# Records excerpted from a collection:
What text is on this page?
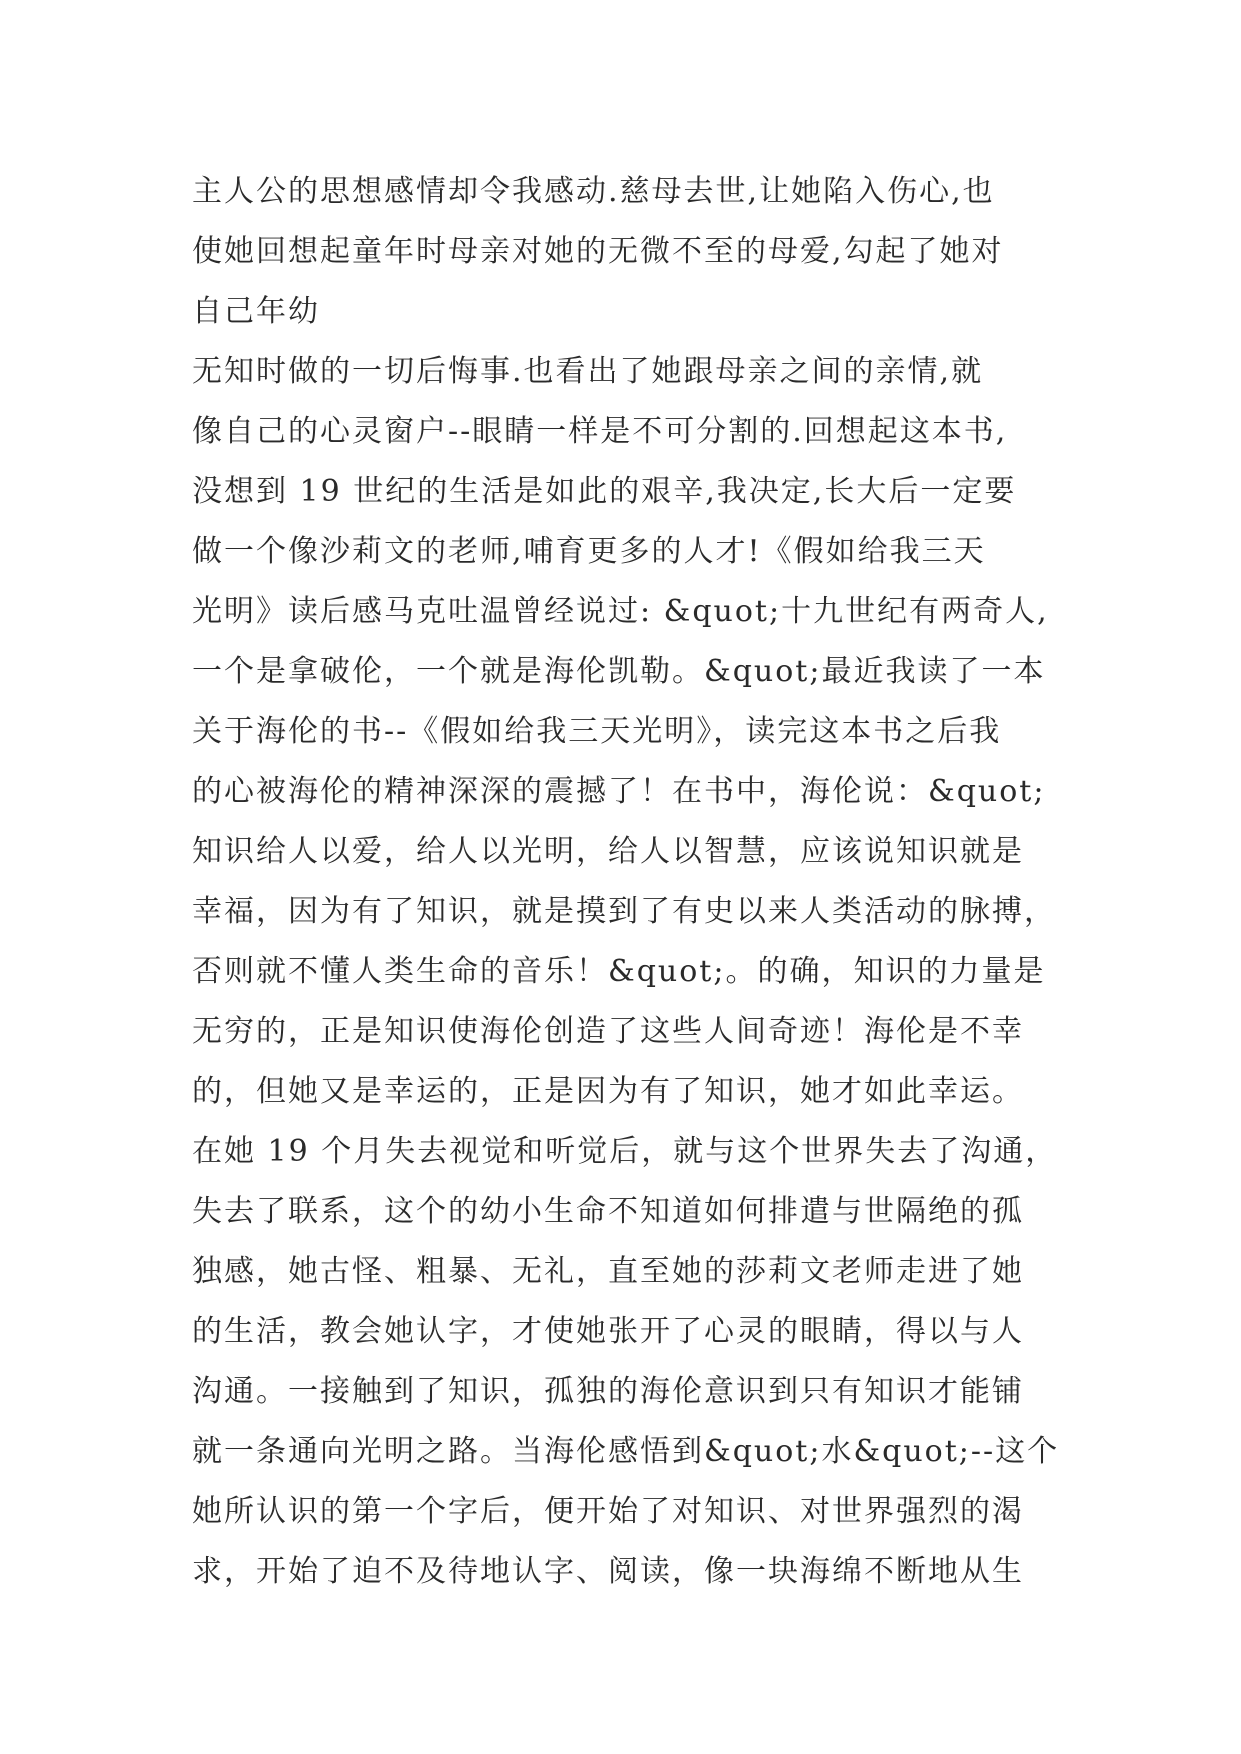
主人公的思想感情却令我感动.慈母去世,让她陷入伤心,也
使她回想起童年时母亲对她的无微不至的母爱,勾起了她对
自己年幼
无知时做的一切后悔事.也看出了她跟母亲之间的亲情,就
像自己的心灵窗户--眼睛一样是不可分割的.回想起这本书,
没想到 19 世纪的生活是如此的艰辛,我决定,长大后一定要
做一个像沙莉文的老师,哺育更多的人才!《假如给我三天
光明》读后感马克吐温曾经说过: &quot;十九世纪有两奇人,
一个是拿破伦，一个就是海伦凯勒。&quot;最近我读了一本
关于海伦的书--《假如给我三天光明》，读完这本书之后我
的心被海伦的精神深深的震撼了！在书中，海伦说：&quot;
知识给人以爱，给人以光明，给人以智慧，应该说知识就是
幸福，因为有了知识，就是摸到了有史以来人类活动的脉搏，
否则就不懂人类生命的音乐！&quot;。的确，知识的力量是
无穷的，正是知识使海伦创造了这些人间奇迹！海伦是不幸
的，但她又是幸运的，正是因为有了知识，她才如此幸运。
在她 19 个月失去视觉和听觉后，就与这个世界失去了沟通，
失去了联系，这个的幼小生命不知道如何排遣与世隔绝的孤
独感，她古怪、粗暴、无礼，直至她的莎莉文老师走进了她
的生活，教会她认字，才使她张开了心灵的眼睛，得以与人
沟通。一接触到了知识，孤独的海伦意识到只有知识才能铺
就一条通向光明之路。当海伦感悟到&quot;水&quot;--这个
她所认识的第一个字后，便开始了对知识、对世界强烈的渴
求，开始了迫不及待地认字、阅读，像一块海绵不断地从生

# Aim of the task:
Transcribe all entries above exactly. Drop the pictures.

# Answer to this problem:
What text is on this page?
主人公的思想感情却令我感动.慈母去世,让她陷入伤心,也
使她回想起童年时母亲对她的无微不至的母爱,勾起了她对
自己年幼
无知时做的一切后悔事.也看出了她跟母亲之间的亲情,就
像自己的心灵窗户--眼睛一样是不可分割的.回想起这本书,
没想到 19 世纪的生活是如此的艰辛,我决定,长大后一定要
做一个像沙莉文的老师,哺育更多的人才!《假如给我三天
光明》读后感马克吐温曾经说过: &quot;十九世纪有两奇人,
一个是拿破伦，一个就是海伦凯勒。&quot;最近我读了一本
关于海伦的书--《假如给我三天光明》，读完这本书之后我
的心被海伦的精神深深的震撼了！在书中，海伦说：&quot;
知识给人以爱，给人以光明，给人以智慧，应该说知识就是
幸福，因为有了知识，就是摸到了有史以来人类活动的脉搏，
否则就不懂人类生命的音乐！&quot;。的确，知识的力量是
无穷的，正是知识使海伦创造了这些人间奇迹！海伦是不幸
的，但她又是幸运的，正是因为有了知识，她才如此幸运。
在她 19 个月失去视觉和听觉后，就与这个世界失去了沟通，
失去了联系，这个的幼小生命不知道如何排遣与世隔绝的孤
独感，她古怪、粗暴、无礼，直至她的莎莉文老师走进了她
的生活，教会她认字，才使她张开了心灵的眼睛，得以与人
沟通。一接触到了知识，孤独的海伦意识到只有知识才能铺
就一条通向光明之路。当海伦感悟到&quot;水&quot;--这个
她所认识的第一个字后，便开始了对知识、对世界强烈的渴
求，开始了迫不及待地认字、阅读，像一块海绵不断地从生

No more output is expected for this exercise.